Directions:
Repeat each line of the material below exactly as it appears, minus any pictures.

☆ ☆ ☆ ☆ ☆ ☆ ☆

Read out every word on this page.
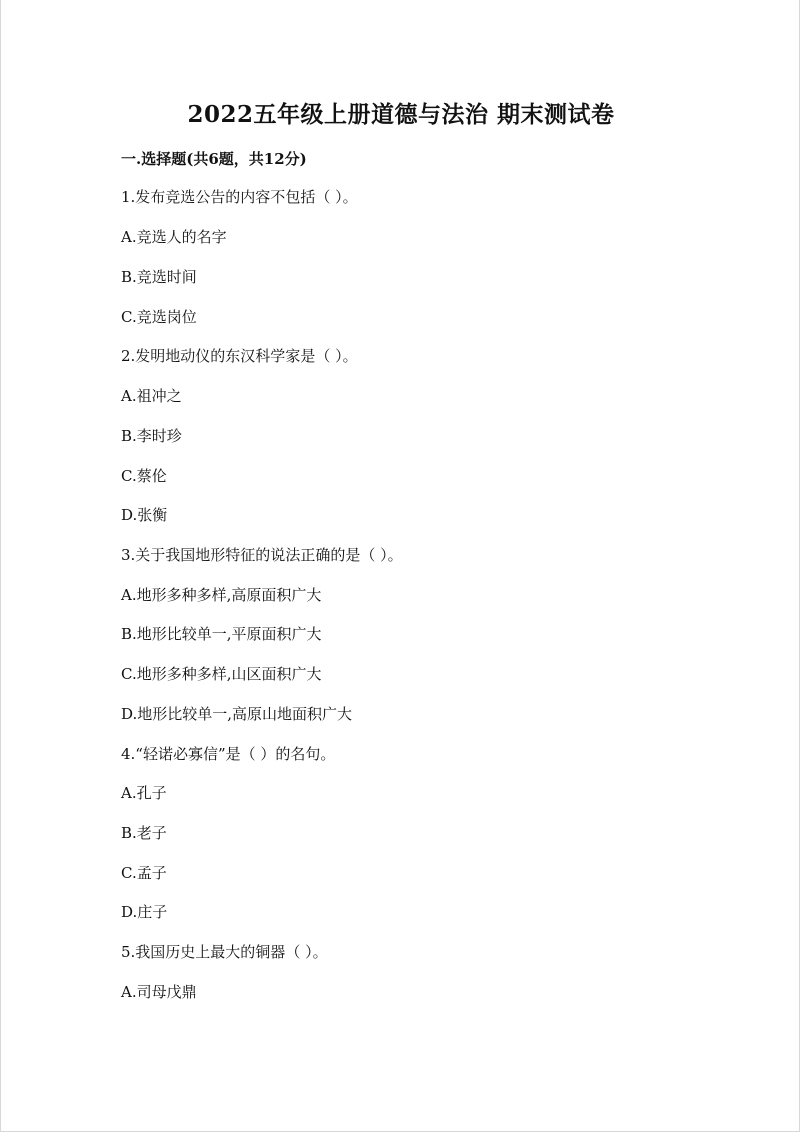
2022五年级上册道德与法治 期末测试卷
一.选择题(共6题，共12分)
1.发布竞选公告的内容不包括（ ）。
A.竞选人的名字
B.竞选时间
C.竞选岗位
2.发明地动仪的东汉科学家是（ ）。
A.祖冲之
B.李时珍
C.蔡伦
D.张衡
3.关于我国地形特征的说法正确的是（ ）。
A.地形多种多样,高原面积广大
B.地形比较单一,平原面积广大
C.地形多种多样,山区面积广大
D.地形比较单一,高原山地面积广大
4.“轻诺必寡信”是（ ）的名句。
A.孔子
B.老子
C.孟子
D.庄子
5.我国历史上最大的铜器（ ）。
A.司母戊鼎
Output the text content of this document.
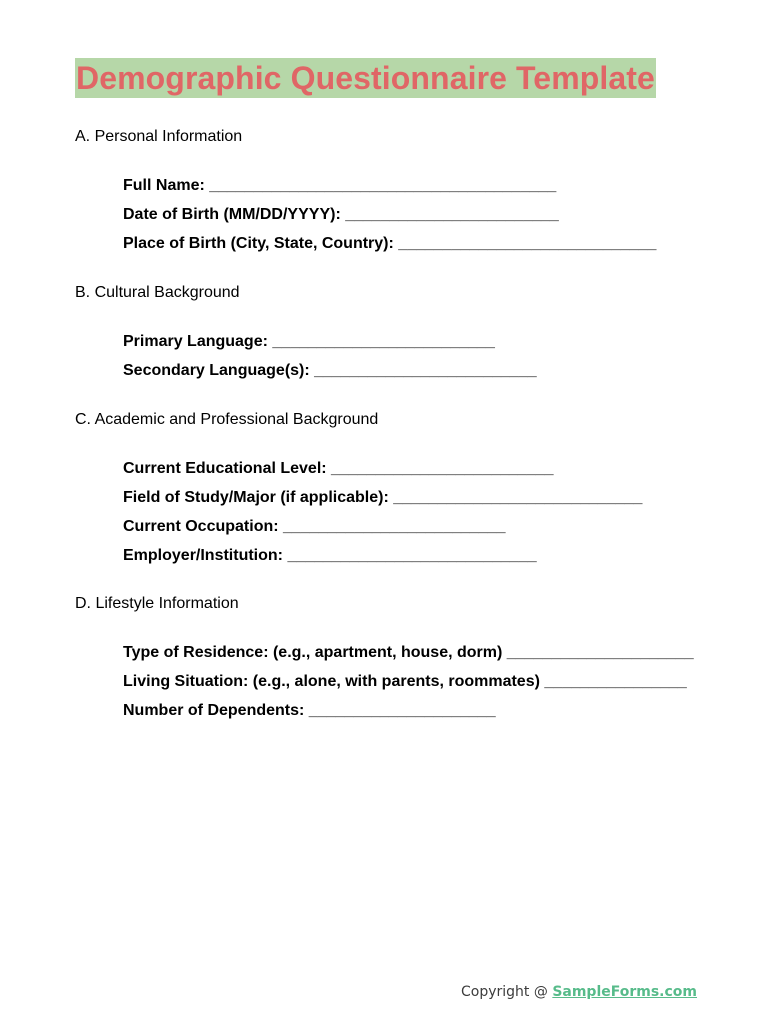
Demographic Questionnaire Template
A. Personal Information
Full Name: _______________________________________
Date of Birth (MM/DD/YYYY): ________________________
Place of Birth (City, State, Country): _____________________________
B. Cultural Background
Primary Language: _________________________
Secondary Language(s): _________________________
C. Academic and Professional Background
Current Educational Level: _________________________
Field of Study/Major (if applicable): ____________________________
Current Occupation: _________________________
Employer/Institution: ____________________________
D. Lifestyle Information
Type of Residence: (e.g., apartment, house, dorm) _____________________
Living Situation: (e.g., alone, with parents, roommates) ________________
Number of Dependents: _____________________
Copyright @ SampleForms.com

☆ ☆ ☆ ☆ ☆ ☆ ☆

Result of the task:
Read out every word on this page.
2022五年级上册道德与法治 期末测试卷
一.选择题(共6题，共12分)
1.发布竞选公告的内容不包括（ ）。
A.竞选人的名字
B.竞选时间
C.竞选岗位
2.发明地动仪的东汉科学家是（ ）。
A.祖冲之
B.李时珍
C.蔡伦
D.张衡
3.关于我国地形特征的说法正确的是（ ）。
A.地形多种多样,高原面积广大
B.地形比较单一,平原面积广大
C.地形多种多样,山区面积广大
D.地形比较单一,高原山地面积广大
4.“轻诺必寡信”是（ ）的名句。
A.孔子
B.老子
C.孟子
D.庄子
5.我国历史上最大的铜器（ ）。
A.司母戊鼎
Output the text content of this document.
Demographic Questionnaire Template
A. Personal Information
Full Name: _______________________________________
Date of Birth (MM/DD/YYYY): ________________________
Place of Birth (City, State, Country): _____________________________
B. Cultural Background
Primary Language: _________________________
Secondary Language(s): _________________________
C. Academic and Professional Background
Current Educational Level: _________________________
Field of Study/Major (if applicable): ____________________________
Current Occupation: _________________________
Employer/Institution: ____________________________
D. Lifestyle Information
Type of Residence: (e.g., apartment, house, dorm) _____________________
Living Situation: (e.g., alone, with parents, roommates) ________________
Number of Dependents: _____________________
Copyright @ SampleForms.com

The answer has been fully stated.